**Data entries**
════
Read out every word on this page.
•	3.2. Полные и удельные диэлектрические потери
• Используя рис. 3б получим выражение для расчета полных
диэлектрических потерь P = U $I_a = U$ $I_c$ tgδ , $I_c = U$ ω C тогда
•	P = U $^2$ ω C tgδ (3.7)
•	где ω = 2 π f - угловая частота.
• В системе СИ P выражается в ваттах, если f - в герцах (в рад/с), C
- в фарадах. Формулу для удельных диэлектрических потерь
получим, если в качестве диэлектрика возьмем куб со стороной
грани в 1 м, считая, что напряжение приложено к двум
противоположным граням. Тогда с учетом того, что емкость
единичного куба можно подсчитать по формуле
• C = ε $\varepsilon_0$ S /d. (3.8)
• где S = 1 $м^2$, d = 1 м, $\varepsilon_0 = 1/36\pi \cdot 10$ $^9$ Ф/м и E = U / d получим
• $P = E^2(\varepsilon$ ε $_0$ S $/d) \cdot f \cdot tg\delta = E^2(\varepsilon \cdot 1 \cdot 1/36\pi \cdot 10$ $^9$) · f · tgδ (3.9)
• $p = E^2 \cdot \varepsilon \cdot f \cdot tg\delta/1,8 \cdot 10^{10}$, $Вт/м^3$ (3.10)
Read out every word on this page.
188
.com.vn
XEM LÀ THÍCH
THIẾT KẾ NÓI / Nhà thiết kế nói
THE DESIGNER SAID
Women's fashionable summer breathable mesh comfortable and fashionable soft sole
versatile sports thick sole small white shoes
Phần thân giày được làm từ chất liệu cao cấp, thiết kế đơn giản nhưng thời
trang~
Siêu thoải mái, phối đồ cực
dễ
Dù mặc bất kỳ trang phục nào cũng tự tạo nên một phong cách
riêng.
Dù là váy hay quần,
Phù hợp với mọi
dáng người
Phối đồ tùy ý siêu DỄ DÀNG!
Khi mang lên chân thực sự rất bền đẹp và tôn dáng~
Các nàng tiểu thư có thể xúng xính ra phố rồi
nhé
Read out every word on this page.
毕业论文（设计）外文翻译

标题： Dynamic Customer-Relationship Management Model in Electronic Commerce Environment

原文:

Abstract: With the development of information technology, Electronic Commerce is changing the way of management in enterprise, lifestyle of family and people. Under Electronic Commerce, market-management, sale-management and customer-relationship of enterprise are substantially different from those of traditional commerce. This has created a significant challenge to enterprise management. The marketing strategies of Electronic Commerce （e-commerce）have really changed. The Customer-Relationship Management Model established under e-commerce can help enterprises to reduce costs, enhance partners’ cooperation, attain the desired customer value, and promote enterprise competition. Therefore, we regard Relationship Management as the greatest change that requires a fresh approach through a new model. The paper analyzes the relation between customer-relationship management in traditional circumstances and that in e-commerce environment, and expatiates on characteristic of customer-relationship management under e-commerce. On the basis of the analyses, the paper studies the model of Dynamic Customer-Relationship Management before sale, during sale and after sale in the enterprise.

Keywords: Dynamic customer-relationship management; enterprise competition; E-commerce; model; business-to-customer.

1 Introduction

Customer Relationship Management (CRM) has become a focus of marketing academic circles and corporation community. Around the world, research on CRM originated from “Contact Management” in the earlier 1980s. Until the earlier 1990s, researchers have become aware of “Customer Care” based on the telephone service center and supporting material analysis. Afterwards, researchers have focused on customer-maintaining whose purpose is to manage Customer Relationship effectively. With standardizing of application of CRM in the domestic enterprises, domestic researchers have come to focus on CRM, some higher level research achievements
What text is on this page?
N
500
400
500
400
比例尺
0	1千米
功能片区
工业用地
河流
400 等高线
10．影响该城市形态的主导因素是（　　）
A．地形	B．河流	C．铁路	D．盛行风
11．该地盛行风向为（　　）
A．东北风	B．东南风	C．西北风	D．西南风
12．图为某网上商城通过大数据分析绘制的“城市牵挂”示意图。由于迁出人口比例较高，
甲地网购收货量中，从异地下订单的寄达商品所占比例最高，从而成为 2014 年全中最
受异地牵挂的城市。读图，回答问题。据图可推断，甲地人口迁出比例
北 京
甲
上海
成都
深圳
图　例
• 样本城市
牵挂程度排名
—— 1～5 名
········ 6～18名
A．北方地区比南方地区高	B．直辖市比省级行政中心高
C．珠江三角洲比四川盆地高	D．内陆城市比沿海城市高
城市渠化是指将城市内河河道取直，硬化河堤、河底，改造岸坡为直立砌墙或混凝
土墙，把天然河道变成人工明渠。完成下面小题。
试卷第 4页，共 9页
════
**Set exercise**
Give all the entries again exactly; leave none out.

**Exercise solution**
Read out every word on this page.
•	3.2. Полные и удельные диэлектрические потери
• Используя рис. 3б получим выражение для расчета полных
диэлектрических потерь P = U $I_a = U$ $I_c$ tgδ , $I_c = U$ ω C тогда
•	P = U $^2$ ω C tgδ (3.7)
•	где ω = 2 π f - угловая частота.
• В системе СИ P выражается в ваттах, если f - в герцах (в рад/с), C
- в фарадах. Формулу для удельных диэлектрических потерь
получим, если в качестве диэлектрика возьмем куб со стороной
грани в 1 м, считая, что напряжение приложено к двум
противоположным граням. Тогда с учетом того, что емкость
единичного куба можно подсчитать по формуле
• C = ε $\varepsilon_0$ S /d. (3.8)
• где S = 1 $м^2$, d = 1 м, $\varepsilon_0 = 1/36\pi \cdot 10$ $^9$ Ф/м и E = U / d получим
• $P = E^2(\varepsilon$ ε $_0$ S $/d) \cdot f \cdot tg\delta = E^2(\varepsilon \cdot 1 \cdot 1/36\pi \cdot 10$ $^9$) · f · tgδ (3.9)
• $p = E^2 \cdot \varepsilon \cdot f \cdot tg\delta/1,8 \cdot 10^{10}$, $Вт/м^3$ (3.10)
Read out every word on this page.
188
.com.vn
XEM LÀ THÍCH
THIẾT KẾ NÓI / Nhà thiết kế nói
THE DESIGNER SAID
Women's fashionable summer breathable mesh comfortable and fashionable soft sole
versatile sports thick sole small white shoes
Phần thân giày được làm từ chất liệu cao cấp, thiết kế đơn giản nhưng thời
trang~
Siêu thoải mái, phối đồ cực
dễ
Dù mặc bất kỳ trang phục nào cũng tự tạo nên một phong cách
riêng.
Dù là váy hay quần,
Phù hợp với mọi
dáng người
Phối đồ tùy ý siêu DỄ DÀNG!
Khi mang lên chân thực sự rất bền đẹp và tôn dáng~
Các nàng tiểu thư có thể xúng xính ra phố rồi
nhé
Read out every word on this page.
毕业论文（设计）外文翻译

标题： Dynamic Customer-Relationship Management Model in Electronic Commerce Environment

原文:

Abstract: With the development of information technology, Electronic Commerce is changing the way of management in enterprise, lifestyle of family and people. Under Electronic Commerce, market-management, sale-management and customer-relationship of enterprise are substantially different from those of traditional commerce. This has created a significant challenge to enterprise management. The marketing strategies of Electronic Commerce （e-commerce）have really changed. The Customer-Relationship Management Model established under e-commerce can help enterprises to reduce costs, enhance partners’ cooperation, attain the desired customer value, and promote enterprise competition. Therefore, we regard Relationship Management as the greatest change that requires a fresh approach through a new model. The paper analyzes the relation between customer-relationship management in traditional circumstances and that in e-commerce environment, and expatiates on characteristic of customer-relationship management under e-commerce. On the basis of the analyses, the paper studies the model of Dynamic Customer-Relationship Management before sale, during sale and after sale in the enterprise.

Keywords: Dynamic customer-relationship management; enterprise competition; E-commerce; model; business-to-customer.

1 Introduction

Customer Relationship Management (CRM) has become a focus of marketing academic circles and corporation community. Around the world, research on CRM originated from “Contact Management” in the earlier 1980s. Until the earlier 1990s, researchers have become aware of “Customer Care” based on the telephone service center and supporting material analysis. Afterwards, researchers have focused on customer-maintaining whose purpose is to manage Customer Relationship effectively. With standardizing of application of CRM in the domestic enterprises, domestic researchers have come to focus on CRM, some higher level research achievements
What text is on this page?
N
500
400
500
400
比例尺
0	1千米
功能片区
工业用地
河流
400 等高线
10．影响该城市形态的主导因素是（　　）
A．地形	B．河流	C．铁路	D．盛行风
11．该地盛行风向为（　　）
A．东北风	B．东南风	C．西北风	D．西南风
12．图为某网上商城通过大数据分析绘制的“城市牵挂”示意图。由于迁出人口比例较高，
甲地网购收货量中，从异地下订单的寄达商品所占比例最高，从而成为 2014 年全中最
受异地牵挂的城市。读图，回答问题。据图可推断，甲地人口迁出比例
北 京
甲
上海
成都
深圳
图　例
• 样本城市
牵挂程度排名
—— 1～5 名
········ 6～18名
A．北方地区比南方地区高	B．直辖市比省级行政中心高
C．珠江三角洲比四川盆地高	D．内陆城市比沿海城市高
城市渠化是指将城市内河河道取直，硬化河堤、河底，改造岸坡为直立砌墙或混凝
土墙，把天然河道变成人工明渠。完成下面小题。
试卷第 4页，共 9页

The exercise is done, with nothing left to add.